TASK TO CARRY OUT:
The records below must be written out exactly, with every picture left behind.

----- RECORDS SUPPLIED

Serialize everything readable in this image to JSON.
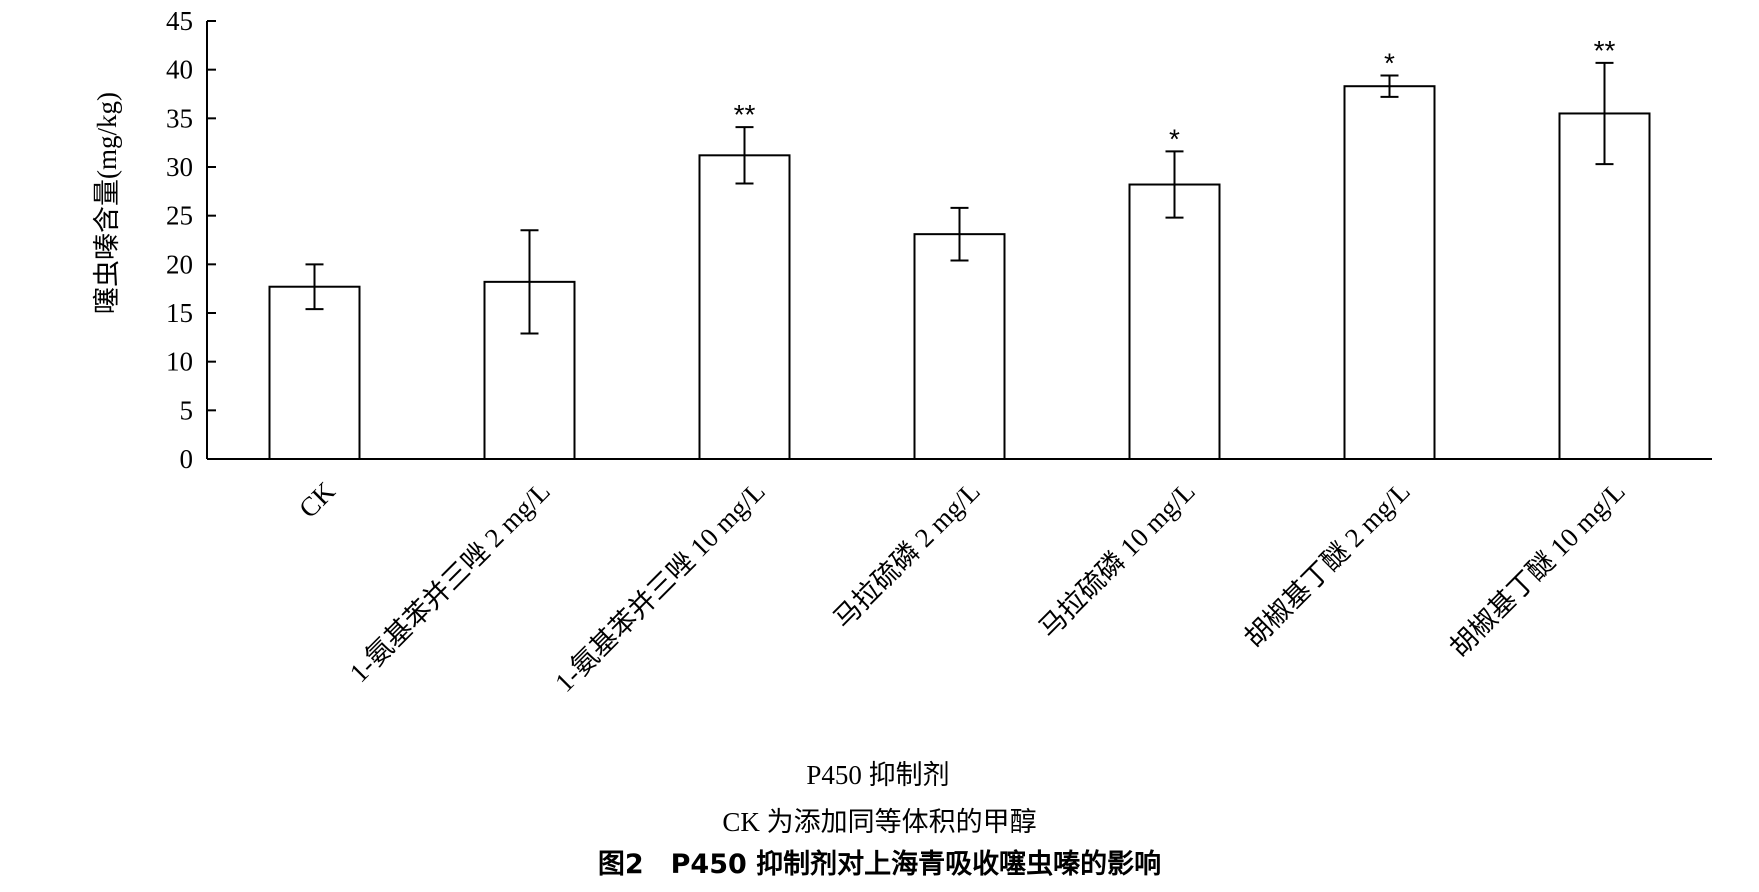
{
  "chart_data": {
    "type": "bar",
    "title": "",
    "xlabel": "P450 抑制剂",
    "ylabel": "噻虫嗪含量(mg/kg)",
    "ylim": [
      0,
      45
    ],
    "yticks": [
      0,
      5,
      10,
      15,
      20,
      25,
      30,
      35,
      40,
      45
    ],
    "grid": false,
    "categories": [
      "CK",
      "1-氨基苯并三唑 2 mg/L",
      "1-氨基苯并三唑 10 mg/L",
      "马拉硫磷 2 mg/L",
      "马拉硫磷 10 mg/L",
      "胡椒基丁醚 2 mg/L",
      "胡椒基丁醚 10 mg/L"
    ],
    "values": [
      17.7,
      18.2,
      31.2,
      23.1,
      28.2,
      38.3,
      35.5
    ],
    "error": [
      2.3,
      5.3,
      2.9,
      2.7,
      3.4,
      1.1,
      5.2
    ],
    "significance": [
      "",
      "",
      "**",
      "",
      "*",
      "*",
      "**"
    ],
    "bar_fill": "#ffffff",
    "bar_stroke": "#000000"
  },
  "note": "CK 为添加同等体积的甲醇",
  "caption": "图2　P450 抑制剂对上海青吸收噻虫嗪的影响"
}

----------

SOLUTION TO THE EXERCISE:
Serialize everything readable in this image to JSON.
{
  "chart_data": {
    "type": "bar",
    "title": "",
    "xlabel": "P450 抑制剂",
    "ylabel": "噻虫嗪含量(mg/kg)",
    "ylim": [
      0,
      45
    ],
    "yticks": [
      0,
      5,
      10,
      15,
      20,
      25,
      30,
      35,
      40,
      45
    ],
    "grid": false,
    "categories": [
      "CK",
      "1-氨基苯并三唑 2 mg/L",
      "1-氨基苯并三唑 10 mg/L",
      "马拉硫磷 2 mg/L",
      "马拉硫磷 10 mg/L",
      "胡椒基丁醚 2 mg/L",
      "胡椒基丁醚 10 mg/L"
    ],
    "values": [
      17.7,
      18.2,
      31.2,
      23.1,
      28.2,
      38.3,
      35.5
    ],
    "error": [
      2.3,
      5.3,
      2.9,
      2.7,
      3.4,
      1.1,
      5.2
    ],
    "significance": [
      "",
      "",
      "**",
      "",
      "*",
      "*",
      "**"
    ],
    "bar_fill": "#ffffff",
    "bar_stroke": "#000000"
  },
  "note": "CK 为添加同等体积的甲醇",
  "caption": "图2　P450 抑制剂对上海青吸收噻虫嗪的影响"
}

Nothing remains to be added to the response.